(Collected data)
----------------------------------------
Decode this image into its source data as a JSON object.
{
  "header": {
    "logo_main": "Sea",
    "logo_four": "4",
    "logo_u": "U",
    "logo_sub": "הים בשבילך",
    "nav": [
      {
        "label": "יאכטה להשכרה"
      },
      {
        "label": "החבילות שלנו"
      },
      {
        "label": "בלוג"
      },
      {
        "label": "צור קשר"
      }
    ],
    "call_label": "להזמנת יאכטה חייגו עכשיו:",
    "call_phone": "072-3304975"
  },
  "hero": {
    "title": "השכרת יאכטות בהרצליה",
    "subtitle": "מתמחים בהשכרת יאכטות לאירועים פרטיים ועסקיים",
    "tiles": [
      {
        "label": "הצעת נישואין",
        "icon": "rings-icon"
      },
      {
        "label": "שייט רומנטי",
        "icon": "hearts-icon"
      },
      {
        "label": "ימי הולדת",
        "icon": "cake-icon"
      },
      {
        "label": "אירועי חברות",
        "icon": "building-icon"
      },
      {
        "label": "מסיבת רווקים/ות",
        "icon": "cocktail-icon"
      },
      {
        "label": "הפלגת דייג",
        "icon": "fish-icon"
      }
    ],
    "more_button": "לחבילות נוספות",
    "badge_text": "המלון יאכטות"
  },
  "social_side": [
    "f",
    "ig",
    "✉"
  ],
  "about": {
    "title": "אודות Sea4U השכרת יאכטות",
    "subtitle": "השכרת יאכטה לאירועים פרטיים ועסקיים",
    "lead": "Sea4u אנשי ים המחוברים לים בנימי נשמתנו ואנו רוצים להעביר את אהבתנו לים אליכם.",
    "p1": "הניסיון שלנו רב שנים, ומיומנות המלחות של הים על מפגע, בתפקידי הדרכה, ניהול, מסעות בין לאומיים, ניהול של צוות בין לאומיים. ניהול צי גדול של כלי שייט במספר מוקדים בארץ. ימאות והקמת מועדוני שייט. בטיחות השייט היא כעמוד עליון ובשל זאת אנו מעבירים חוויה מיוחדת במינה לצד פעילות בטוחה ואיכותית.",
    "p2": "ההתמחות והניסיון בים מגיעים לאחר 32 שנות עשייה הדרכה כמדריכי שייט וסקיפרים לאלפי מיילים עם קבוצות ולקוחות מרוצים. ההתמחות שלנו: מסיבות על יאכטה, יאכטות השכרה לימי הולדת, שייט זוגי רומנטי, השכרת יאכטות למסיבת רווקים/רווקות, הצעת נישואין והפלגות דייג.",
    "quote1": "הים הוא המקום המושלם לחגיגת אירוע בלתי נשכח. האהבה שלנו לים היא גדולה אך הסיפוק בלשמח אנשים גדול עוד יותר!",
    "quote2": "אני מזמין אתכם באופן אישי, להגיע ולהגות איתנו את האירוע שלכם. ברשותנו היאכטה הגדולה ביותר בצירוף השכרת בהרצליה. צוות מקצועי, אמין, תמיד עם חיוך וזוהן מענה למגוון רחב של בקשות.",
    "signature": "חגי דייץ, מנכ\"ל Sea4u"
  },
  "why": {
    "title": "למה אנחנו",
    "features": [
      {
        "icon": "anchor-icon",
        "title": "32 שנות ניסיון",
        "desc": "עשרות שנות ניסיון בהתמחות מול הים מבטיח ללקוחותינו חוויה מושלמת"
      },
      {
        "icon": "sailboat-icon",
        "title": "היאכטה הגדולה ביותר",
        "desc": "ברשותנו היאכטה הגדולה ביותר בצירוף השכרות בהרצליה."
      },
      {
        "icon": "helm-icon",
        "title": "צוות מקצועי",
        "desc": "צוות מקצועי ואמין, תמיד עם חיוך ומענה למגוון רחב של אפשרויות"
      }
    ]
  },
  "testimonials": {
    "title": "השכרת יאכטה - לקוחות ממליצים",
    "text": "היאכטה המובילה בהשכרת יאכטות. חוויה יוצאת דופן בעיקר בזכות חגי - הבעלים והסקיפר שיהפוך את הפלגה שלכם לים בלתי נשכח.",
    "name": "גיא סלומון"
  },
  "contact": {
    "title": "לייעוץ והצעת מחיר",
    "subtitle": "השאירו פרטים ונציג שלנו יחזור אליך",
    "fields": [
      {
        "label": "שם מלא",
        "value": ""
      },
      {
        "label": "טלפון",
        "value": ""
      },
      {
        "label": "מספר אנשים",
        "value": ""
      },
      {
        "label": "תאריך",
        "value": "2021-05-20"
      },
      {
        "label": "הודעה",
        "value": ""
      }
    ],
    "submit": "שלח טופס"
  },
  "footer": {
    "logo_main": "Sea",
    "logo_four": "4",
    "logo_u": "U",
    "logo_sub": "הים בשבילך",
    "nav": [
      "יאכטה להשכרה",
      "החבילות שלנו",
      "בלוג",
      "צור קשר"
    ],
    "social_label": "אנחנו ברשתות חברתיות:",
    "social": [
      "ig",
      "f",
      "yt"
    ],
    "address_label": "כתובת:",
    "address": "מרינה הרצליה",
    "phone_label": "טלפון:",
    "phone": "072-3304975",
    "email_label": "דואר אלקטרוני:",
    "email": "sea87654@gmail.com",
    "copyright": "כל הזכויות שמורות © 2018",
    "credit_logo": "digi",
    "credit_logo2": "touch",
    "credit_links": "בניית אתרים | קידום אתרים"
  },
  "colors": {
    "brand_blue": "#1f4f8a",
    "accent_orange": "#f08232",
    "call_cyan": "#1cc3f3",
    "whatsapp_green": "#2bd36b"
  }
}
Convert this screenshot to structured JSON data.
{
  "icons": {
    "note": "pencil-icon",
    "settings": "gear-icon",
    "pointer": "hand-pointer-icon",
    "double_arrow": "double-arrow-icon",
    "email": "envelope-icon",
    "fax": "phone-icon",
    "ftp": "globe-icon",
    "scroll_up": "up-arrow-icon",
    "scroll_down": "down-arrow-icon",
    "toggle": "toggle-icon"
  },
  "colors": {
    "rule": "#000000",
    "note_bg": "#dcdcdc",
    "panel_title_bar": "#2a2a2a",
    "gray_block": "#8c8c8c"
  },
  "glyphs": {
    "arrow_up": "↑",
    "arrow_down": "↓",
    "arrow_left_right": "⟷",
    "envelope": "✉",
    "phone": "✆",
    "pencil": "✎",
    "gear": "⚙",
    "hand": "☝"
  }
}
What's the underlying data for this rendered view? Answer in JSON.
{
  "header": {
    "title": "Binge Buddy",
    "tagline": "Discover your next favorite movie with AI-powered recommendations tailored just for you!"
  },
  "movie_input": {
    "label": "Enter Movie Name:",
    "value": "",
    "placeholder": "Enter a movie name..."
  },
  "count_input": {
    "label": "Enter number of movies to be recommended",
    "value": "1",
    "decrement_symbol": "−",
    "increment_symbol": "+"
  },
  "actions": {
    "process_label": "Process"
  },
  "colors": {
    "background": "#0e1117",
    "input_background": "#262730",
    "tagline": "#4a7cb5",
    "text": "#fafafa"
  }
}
----------------------------------------
Copy every line that contains the string "JSON".

Decode this image into its source data as a JSON object.
Convert this screenshot to structured JSON data.
What's the underlying data for this rendered view? Answer in JSON.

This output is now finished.